- _RECORDS FOR THE TASK_:
********************
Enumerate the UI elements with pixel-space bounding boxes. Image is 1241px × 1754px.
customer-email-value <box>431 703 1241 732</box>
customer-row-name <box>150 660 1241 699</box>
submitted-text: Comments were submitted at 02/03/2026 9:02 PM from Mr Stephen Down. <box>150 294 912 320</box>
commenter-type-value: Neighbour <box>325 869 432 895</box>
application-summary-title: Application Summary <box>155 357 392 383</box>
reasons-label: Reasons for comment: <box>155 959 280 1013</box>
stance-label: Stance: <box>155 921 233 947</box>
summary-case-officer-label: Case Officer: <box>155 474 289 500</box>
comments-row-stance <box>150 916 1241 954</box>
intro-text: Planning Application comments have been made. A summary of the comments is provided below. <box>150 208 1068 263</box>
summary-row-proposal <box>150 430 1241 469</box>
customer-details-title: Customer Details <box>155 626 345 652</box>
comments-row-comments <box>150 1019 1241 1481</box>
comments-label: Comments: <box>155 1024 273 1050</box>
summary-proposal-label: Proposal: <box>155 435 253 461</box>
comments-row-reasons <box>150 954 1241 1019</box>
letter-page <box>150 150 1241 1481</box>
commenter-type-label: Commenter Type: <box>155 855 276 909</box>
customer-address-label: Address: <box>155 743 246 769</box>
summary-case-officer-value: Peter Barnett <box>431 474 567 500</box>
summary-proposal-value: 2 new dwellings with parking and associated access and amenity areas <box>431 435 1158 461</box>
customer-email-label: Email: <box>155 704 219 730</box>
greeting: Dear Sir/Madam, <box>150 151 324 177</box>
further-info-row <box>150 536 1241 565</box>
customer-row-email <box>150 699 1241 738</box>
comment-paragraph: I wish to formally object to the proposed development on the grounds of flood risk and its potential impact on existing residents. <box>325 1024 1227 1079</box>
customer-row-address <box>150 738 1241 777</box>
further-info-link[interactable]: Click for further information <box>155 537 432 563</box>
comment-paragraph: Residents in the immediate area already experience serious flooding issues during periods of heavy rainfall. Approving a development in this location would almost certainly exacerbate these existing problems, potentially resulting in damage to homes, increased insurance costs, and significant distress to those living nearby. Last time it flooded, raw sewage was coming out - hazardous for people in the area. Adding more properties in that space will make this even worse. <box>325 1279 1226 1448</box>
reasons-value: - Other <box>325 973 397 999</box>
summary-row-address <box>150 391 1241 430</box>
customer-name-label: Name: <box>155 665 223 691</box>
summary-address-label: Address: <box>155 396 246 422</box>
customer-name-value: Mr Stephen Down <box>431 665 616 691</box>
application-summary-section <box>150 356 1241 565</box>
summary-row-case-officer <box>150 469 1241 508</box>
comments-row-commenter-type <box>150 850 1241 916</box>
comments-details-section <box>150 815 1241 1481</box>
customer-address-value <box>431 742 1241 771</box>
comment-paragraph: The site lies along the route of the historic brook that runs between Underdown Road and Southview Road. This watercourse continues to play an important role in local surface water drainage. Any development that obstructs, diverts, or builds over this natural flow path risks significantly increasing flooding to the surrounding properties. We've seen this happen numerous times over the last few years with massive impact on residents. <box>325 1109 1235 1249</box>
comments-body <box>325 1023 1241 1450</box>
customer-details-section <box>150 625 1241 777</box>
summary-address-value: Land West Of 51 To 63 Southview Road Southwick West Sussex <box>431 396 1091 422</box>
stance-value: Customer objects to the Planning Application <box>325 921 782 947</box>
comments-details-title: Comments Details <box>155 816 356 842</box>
********************
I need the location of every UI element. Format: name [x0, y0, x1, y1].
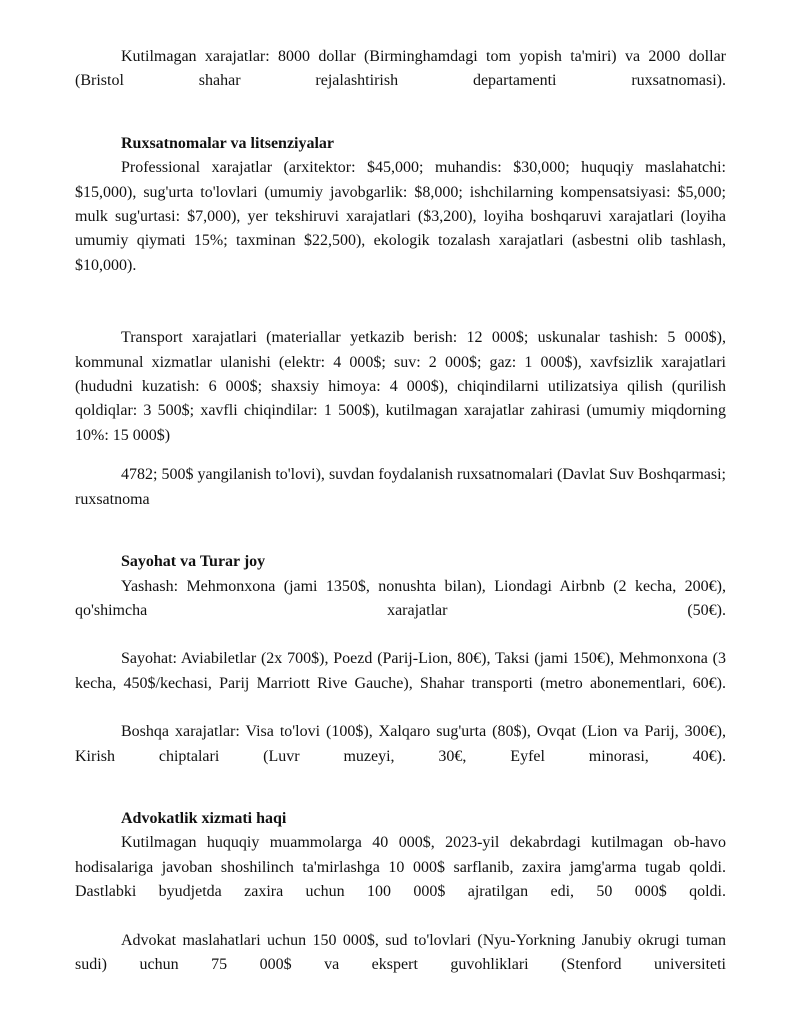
********************
- _INSTRUCTIONS FOR THE TASK_: Express the items between the lines holding "Enumerate the UI" and "comments-row-stance <box>150 916", inclusive, as a two-column CSV with the header instruction,output. Give one row per item, with its text under instruction and its answer under output, each in a single quoted field with line breaks replaced by spaces.

- _TASK SOLUTION_:
instruction,output
"Enumerate the UI elements with pixel-space bounding boxes. Image is 1241px × 1754px.","customer-email-value <box>431 703 1241 732</box> customer-row-name <box>150 660 1241 699</box> submitted-text: Comments were submitted at 02/03/2026 9:02 PM from Mr Stephen Down. <box>150 294 912 320</box> commenter-type-value: Neighbour <box>325 869 432 895</box> application-summary-title: Application Summary <box>155 357 392 383</box> reasons-label: Reasons for comment: <box>155 959 280 1013</box> stance-label: Stance: <box>155 921 233 947</box> summary-case-officer-label: Case Officer: <box>155 474 289 500</box> comments-row-stance <box>150 916 1241 954</box>"